Collected data
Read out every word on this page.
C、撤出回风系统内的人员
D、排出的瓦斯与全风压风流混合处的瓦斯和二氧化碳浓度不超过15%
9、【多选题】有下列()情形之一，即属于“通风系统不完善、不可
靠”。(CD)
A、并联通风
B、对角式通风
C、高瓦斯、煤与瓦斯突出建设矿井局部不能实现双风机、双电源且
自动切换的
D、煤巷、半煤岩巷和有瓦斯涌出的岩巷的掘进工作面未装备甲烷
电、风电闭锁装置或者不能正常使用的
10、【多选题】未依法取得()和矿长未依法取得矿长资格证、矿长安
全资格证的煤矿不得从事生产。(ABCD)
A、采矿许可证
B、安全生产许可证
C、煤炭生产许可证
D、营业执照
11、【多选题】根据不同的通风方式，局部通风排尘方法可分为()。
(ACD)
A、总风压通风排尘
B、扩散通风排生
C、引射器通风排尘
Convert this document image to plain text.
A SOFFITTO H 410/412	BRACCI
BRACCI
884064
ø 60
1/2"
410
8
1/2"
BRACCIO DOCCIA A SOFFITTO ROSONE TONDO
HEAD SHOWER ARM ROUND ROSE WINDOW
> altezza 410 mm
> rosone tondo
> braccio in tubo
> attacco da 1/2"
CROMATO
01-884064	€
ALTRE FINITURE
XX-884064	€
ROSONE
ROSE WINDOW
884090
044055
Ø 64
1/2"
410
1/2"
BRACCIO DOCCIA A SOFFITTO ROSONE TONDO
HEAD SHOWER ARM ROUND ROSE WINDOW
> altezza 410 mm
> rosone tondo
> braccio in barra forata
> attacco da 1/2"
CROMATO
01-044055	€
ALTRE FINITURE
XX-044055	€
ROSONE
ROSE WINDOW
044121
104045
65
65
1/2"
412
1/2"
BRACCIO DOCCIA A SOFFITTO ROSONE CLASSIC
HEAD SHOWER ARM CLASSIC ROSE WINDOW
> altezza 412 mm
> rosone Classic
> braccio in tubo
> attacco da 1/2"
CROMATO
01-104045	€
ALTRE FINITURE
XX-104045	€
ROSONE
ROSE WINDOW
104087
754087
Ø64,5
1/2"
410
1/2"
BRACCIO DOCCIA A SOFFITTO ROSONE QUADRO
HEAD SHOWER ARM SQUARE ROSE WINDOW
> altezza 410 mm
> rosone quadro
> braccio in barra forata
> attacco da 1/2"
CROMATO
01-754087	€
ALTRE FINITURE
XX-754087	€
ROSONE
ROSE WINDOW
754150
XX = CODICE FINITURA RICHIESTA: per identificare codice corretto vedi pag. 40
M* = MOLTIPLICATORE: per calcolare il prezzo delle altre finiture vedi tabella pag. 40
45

# Task requirements
Using the listing above, locate the lines that hold "DOCCIA" and copy each one.

# Correct response
BRACCIO DOCCIA A SOFFITTO ROSONE TONDO
BRACCIO DOCCIA A SOFFITTO ROSONE TONDO
BRACCIO DOCCIA A SOFFITTO ROSONE CLASSIC
BRACCIO DOCCIA A SOFFITTO ROSONE QUADRO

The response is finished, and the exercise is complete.